- [Set exercise 1]: Set down, word for word, the passage of the dog gas thread that begins at the words "Another issue is" and stops after "would be apprecaited.".
- [Set exercise 2]: List every store or product name mentioned in the dog gas thread.

- [Extract to read]:
━━━━━━━━━━━━━━━━━━━━━━━━━━━━━━

# Dog Farts!



## DEVIANT (Sep 11, 2007)

I hate to be sounding crude or something, but my GWP is killing me and the family with passing gas! When he gets excited like when I come home from work or get ready to take him in the truck he lets one out :shock: -)O(- ! We have had him for a few weeks and it has not let up. I am probably going to change his food to see if that will help...any ideas?

Another issue is toys.....there has been nothing that he has not gotten ahold of that he has not shreaded except for "the kong" that we got at petsmart. Today we picked up another toy at walmart and he had it in shreds in 5 minutes. 

Again, any help would be apprecaited. 

Deviant


----------



## Duurty1 (Sep 10, 2007)

DEVIANT said:


> I hate to be sounding crude or something, but my GWP is killing me and the family with passing gas! When he gets excited like when I come home from work or get ready to take him in the truck he lets one out :shock: -)O(- ! We have had him for a few weeks and it has not let up. I am probably going to change his food to see if that will help...any ideas?

━━━━━━━━━━━━━━━━━━━━━━━━━━━━━━

- [Extracted data]:

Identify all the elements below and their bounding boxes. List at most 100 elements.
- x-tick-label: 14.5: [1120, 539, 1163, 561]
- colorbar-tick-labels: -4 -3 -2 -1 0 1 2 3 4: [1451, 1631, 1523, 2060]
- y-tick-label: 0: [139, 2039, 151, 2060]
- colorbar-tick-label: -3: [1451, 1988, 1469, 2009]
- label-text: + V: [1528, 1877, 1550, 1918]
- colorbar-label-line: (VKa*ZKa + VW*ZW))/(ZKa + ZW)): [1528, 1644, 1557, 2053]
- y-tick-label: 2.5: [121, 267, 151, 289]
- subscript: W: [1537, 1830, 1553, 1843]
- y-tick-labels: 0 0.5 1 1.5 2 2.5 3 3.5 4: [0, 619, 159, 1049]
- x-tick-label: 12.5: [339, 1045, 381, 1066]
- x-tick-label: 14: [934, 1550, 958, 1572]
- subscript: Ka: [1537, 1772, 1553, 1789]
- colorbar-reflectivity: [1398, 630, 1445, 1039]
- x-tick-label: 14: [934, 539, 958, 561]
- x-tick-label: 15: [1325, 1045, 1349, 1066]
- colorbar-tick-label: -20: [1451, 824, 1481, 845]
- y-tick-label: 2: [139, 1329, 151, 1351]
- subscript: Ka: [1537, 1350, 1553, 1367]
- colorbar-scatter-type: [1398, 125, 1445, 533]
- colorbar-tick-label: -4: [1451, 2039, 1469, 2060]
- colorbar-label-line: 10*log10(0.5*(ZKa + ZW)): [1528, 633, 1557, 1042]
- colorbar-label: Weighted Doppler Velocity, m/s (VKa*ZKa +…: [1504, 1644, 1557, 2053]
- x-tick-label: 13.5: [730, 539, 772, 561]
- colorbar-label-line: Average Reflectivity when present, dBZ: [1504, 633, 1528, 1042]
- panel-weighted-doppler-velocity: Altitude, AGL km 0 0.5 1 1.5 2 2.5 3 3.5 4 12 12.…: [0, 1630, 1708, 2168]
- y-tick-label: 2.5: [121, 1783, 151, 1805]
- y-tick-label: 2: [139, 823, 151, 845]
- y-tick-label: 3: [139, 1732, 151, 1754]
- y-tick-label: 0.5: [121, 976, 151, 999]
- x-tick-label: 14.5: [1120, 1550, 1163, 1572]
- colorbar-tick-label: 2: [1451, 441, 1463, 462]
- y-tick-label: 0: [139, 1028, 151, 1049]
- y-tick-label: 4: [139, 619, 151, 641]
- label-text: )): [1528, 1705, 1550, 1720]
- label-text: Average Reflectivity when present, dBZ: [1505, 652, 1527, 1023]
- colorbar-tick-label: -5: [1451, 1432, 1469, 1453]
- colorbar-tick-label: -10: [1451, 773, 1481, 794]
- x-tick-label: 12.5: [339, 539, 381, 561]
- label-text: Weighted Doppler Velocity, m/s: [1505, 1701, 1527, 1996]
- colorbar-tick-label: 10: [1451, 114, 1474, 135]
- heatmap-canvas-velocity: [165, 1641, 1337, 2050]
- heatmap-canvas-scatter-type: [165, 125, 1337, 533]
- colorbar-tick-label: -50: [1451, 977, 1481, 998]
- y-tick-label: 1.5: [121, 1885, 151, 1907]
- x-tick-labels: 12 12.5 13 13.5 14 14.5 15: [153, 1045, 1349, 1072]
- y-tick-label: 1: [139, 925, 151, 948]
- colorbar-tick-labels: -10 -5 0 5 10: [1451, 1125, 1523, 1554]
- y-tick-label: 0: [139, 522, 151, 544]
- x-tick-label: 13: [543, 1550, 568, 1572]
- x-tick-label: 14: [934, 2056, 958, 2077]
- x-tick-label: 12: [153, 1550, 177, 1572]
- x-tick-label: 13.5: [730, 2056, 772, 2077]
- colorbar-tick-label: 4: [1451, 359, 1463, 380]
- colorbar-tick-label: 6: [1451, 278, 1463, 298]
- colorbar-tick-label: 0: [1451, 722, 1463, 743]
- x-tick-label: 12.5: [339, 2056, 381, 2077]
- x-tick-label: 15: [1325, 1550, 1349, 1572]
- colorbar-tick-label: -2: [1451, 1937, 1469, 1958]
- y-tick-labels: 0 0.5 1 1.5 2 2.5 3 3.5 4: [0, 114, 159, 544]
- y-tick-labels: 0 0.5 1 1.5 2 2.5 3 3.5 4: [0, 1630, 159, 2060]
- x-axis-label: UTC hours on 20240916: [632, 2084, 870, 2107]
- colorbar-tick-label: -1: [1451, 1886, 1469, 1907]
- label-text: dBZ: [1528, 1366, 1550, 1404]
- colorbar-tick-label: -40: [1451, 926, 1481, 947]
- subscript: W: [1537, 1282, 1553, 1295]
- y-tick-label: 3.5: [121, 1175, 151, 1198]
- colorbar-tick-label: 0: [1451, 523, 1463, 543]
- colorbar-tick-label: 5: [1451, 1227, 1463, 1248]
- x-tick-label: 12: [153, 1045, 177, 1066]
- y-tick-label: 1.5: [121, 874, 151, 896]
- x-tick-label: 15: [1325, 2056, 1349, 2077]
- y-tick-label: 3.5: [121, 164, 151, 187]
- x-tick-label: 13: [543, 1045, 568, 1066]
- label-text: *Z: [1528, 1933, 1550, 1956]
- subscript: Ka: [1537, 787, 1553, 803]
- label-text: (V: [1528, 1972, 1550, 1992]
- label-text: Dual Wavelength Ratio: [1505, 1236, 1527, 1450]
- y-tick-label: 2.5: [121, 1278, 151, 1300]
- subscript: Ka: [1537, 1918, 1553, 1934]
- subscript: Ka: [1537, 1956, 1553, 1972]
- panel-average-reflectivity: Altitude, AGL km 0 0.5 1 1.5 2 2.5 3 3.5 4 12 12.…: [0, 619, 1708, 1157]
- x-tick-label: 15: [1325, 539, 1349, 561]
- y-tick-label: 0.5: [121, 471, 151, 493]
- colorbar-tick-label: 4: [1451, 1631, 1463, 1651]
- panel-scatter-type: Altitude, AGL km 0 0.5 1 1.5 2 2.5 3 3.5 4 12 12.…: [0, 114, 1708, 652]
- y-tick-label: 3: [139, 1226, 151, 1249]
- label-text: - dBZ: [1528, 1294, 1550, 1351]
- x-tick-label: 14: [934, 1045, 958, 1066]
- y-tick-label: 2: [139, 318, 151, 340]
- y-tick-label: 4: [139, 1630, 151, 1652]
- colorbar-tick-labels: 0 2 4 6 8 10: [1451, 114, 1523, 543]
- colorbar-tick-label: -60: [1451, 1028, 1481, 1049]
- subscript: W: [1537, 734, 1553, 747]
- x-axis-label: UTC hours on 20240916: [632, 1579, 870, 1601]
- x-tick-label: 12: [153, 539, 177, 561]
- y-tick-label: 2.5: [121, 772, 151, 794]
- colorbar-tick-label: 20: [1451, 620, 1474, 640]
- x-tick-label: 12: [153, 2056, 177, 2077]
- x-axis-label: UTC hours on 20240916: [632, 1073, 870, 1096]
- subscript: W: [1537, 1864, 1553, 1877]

━━━━━━━━━━━━━━━━━━━━━━━━━━━━━━

- [Right answer 1]:
Another issue is toys.....there has been nothing that he has not gotten ahold of that he has not shreaded except for "the kong" that we got at petsmart. Today we picked up another toy at walmart and he had it in shreds in 5 minutes. 

Again, any help would be apprecaited.

- [Right answer 2]:
the kong
petsmart
walmart